What the task asks ▸ Output all the material that follows, exactly as given.

>> Begin

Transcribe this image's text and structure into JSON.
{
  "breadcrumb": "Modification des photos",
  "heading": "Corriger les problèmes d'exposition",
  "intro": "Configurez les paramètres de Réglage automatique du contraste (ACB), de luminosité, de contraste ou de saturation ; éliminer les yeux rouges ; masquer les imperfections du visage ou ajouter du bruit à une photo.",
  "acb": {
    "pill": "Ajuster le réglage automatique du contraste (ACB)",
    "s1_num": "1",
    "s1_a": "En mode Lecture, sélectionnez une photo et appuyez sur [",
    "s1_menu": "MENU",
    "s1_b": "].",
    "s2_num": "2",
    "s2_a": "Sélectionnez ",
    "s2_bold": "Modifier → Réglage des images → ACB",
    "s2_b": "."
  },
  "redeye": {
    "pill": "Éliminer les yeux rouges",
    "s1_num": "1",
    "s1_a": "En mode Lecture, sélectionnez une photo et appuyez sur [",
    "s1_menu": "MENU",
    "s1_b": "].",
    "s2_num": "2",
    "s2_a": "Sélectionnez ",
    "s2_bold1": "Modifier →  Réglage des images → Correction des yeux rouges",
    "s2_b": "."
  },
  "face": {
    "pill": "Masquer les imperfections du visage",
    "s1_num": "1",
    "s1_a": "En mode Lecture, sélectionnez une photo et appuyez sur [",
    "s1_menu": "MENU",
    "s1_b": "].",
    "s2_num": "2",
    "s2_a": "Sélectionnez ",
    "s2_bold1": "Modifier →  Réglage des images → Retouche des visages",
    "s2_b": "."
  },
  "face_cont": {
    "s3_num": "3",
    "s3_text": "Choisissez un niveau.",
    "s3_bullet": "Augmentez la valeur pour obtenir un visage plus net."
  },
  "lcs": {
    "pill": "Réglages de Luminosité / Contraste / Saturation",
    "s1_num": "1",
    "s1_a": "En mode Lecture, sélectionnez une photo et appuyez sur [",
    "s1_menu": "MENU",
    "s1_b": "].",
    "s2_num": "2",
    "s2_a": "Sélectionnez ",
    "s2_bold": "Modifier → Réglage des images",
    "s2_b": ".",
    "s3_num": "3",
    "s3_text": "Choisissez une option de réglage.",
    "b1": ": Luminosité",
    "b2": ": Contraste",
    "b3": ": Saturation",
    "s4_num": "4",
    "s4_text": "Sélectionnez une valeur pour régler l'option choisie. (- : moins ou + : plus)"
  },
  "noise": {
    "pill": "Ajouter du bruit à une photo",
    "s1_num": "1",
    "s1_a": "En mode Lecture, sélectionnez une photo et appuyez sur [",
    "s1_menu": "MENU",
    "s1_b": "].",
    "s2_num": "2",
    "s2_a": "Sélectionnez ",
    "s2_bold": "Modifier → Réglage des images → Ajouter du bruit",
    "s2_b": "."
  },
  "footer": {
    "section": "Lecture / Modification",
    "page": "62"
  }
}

>> End

Exercise response ▸
Transcribe this image's text and structure into JSON.
{
  "breadcrumb": "Modification des photos",
  "heading": "Corriger les problèmes d'exposition",
  "intro": "Configurez les paramètres de Réglage automatique du contraste (ACB), de luminosité, de contraste ou de saturation ; éliminer les yeux rouges ; masquer les imperfections du visage ou ajouter du bruit à une photo.",
  "acb": {
    "pill": "Ajuster le réglage automatique du contraste (ACB)",
    "s1_num": "1",
    "s1_a": "En mode Lecture, sélectionnez une photo et appuyez sur [",
    "s1_menu": "MENU",
    "s1_b": "].",
    "s2_num": "2",
    "s2_a": "Sélectionnez ",
    "s2_bold": "Modifier → Réglage des images → ACB",
    "s2_b": "."
  },
  "redeye": {
    "pill": "Éliminer les yeux rouges",
    "s1_num": "1",
    "s1_a": "En mode Lecture, sélectionnez une photo et appuyez sur [",
    "s1_menu": "MENU",
    "s1_b": "].",
    "s2_num": "2",
    "s2_a": "Sélectionnez ",
    "s2_bold1": "Modifier →  Réglage des images → Correction des yeux rouges",
    "s2_b": "."
  },
  "face": {
    "pill": "Masquer les imperfections du visage",
    "s1_num": "1",
    "s1_a": "En mode Lecture, sélectionnez une photo et appuyez sur [",
    "s1_menu": "MENU",
    "s1_b": "].",
    "s2_num": "2",
    "s2_a": "Sélectionnez ",
    "s2_bold1": "Modifier →  Réglage des images → Retouche des visages",
    "s2_b": "."
  },
  "face_cont": {
    "s3_num": "3",
    "s3_text": "Choisissez un niveau.",
    "s3_bullet": "Augmentez la valeur pour obtenir un visage plus net."
  },
  "lcs": {
    "pill": "Réglages de Luminosité / Contraste / Saturation",
    "s1_num": "1",
    "s1_a": "En mode Lecture, sélectionnez une photo et appuyez sur [",
    "s1_menu": "MENU",
    "s1_b": "].",
    "s2_num": "2",
    "s2_a": "Sélectionnez ",
    "s2_bold": "Modifier → Réglage des images",
    "s2_b": ".",
    "s3_num": "3",
    "s3_text": "Choisissez une option de réglage.",
    "b1": ": Luminosité",
    "b2": ": Contraste",
    "b3": ": Saturation",
    "s4_num": "4",
    "s4_text": "Sélectionnez une valeur pour régler l'option choisie. (- : moins ou + : plus)"
  },
  "noise": {
    "pill": "Ajouter du bruit à une photo",
    "s1_num": "1",
    "s1_a": "En mode Lecture, sélectionnez une photo et appuyez sur [",
    "s1_menu": "MENU",
    "s1_b": "].",
    "s2_num": "2",
    "s2_a": "Sélectionnez ",
    "s2_bold": "Modifier → Réglage des images → Ajouter du bruit",
    "s2_b": "."
  },
  "footer": {
    "section": "Lecture / Modification",
    "page": "62"
  }
}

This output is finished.